DATA EXTRACT:

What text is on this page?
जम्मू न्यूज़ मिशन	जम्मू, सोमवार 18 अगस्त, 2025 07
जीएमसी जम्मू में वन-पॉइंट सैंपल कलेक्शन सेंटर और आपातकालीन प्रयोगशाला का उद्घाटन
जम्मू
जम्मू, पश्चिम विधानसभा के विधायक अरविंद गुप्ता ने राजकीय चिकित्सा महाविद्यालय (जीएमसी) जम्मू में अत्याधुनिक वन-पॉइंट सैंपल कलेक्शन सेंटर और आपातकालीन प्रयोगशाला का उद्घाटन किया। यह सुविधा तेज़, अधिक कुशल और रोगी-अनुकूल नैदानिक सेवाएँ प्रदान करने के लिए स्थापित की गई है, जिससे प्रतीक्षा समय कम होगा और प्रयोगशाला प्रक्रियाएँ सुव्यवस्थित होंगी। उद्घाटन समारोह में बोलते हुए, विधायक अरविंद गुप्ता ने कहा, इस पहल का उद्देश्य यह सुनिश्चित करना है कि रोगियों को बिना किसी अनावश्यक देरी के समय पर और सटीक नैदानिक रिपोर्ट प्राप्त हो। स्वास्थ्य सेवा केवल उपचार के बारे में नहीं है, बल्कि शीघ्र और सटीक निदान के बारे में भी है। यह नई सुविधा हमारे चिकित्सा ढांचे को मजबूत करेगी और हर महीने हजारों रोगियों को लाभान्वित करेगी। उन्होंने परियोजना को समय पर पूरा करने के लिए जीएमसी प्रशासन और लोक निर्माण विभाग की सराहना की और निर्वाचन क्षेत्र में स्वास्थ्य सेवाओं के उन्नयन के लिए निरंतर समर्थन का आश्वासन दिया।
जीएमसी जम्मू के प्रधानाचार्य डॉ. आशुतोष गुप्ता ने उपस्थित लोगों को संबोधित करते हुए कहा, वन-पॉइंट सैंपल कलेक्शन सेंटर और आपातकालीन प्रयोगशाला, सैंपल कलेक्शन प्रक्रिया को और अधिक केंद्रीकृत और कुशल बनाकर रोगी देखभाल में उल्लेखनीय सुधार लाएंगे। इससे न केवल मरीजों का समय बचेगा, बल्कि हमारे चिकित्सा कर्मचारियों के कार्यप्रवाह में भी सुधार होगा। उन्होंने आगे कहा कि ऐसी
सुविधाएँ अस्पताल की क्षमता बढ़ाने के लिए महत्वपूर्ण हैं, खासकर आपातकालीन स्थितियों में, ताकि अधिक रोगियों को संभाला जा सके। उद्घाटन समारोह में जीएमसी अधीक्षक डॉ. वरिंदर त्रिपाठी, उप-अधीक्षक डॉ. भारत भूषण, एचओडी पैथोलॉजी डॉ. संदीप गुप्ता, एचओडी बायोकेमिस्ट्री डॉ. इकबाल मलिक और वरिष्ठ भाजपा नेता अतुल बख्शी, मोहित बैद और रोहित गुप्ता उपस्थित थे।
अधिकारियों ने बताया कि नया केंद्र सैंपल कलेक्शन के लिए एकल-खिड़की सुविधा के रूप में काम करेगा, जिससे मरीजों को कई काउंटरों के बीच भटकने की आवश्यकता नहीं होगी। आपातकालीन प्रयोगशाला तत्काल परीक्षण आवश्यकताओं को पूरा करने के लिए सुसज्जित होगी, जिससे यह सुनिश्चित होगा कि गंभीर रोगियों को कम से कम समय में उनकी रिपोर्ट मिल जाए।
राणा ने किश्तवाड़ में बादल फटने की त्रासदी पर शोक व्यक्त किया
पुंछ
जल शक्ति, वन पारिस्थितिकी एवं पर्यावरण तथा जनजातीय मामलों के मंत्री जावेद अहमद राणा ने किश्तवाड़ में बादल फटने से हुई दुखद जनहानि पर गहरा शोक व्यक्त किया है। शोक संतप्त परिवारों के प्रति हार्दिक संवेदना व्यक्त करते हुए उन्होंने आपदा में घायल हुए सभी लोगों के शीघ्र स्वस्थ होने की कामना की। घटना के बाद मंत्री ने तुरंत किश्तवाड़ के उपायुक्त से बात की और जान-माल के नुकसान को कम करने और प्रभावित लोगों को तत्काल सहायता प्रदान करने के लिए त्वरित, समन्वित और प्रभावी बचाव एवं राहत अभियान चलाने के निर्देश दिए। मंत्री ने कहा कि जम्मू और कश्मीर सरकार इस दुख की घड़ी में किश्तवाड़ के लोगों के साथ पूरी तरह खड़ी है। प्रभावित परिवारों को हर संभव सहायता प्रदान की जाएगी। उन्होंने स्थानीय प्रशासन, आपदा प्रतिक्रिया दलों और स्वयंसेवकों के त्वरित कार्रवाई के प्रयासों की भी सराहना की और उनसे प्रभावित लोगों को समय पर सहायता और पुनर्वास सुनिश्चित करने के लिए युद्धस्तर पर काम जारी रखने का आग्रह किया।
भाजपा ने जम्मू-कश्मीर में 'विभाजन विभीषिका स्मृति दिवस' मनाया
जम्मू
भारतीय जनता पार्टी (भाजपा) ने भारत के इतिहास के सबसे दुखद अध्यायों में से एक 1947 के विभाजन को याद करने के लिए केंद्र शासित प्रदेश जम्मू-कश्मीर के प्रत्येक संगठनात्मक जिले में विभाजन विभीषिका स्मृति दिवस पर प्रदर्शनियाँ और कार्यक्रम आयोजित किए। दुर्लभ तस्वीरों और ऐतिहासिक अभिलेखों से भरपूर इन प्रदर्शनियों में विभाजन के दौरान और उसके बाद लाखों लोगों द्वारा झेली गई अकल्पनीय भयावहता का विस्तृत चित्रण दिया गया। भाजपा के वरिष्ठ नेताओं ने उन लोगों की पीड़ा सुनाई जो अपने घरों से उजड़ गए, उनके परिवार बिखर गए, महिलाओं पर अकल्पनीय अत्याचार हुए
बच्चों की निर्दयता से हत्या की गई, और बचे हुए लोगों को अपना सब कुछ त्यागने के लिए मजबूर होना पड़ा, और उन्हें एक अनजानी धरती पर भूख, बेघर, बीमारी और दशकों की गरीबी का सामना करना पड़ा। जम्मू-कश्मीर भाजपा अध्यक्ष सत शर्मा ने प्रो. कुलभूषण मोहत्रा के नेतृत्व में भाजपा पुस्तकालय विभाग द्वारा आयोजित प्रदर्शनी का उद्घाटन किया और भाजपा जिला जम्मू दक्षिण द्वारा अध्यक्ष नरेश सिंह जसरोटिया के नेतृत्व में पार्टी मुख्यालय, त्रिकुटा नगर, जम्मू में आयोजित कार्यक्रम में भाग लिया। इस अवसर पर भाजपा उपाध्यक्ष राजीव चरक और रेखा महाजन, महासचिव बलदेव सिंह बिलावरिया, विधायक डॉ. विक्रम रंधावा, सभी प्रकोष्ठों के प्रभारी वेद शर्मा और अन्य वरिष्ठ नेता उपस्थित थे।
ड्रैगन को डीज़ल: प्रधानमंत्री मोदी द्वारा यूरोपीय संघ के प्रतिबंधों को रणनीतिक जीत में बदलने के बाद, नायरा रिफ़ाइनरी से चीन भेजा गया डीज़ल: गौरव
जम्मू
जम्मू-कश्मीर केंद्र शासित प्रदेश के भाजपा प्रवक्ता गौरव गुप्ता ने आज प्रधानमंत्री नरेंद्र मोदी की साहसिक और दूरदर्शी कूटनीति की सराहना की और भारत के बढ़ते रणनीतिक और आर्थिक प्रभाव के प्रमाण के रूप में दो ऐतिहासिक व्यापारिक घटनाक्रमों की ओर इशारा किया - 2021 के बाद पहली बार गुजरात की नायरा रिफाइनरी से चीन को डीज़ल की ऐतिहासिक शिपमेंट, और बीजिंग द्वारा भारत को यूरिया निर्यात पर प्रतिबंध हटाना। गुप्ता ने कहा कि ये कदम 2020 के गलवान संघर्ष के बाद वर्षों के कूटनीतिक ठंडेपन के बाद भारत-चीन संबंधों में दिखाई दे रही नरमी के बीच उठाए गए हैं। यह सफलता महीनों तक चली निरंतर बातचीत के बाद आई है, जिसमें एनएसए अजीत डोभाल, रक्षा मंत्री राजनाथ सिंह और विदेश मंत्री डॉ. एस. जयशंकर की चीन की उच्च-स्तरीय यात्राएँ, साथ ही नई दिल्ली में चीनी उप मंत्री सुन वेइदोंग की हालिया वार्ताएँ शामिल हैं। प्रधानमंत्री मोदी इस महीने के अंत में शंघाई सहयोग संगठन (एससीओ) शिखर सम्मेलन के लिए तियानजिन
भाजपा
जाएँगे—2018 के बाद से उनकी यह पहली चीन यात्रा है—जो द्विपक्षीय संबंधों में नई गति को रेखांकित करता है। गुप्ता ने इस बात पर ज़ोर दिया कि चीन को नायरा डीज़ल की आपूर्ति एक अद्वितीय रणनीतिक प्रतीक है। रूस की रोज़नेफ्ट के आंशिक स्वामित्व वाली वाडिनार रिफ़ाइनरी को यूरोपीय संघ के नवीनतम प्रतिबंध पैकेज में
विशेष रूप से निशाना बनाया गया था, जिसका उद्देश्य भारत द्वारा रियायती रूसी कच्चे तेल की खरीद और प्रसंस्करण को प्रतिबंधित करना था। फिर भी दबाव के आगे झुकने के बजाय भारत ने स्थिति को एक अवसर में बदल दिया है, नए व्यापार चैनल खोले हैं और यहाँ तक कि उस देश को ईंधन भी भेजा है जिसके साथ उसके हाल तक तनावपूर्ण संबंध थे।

REQUIRED WORK: Report how many lines of the entries hold the word "अवसर". Nothing else is needed.

ANSWER TO THIS TASK: 2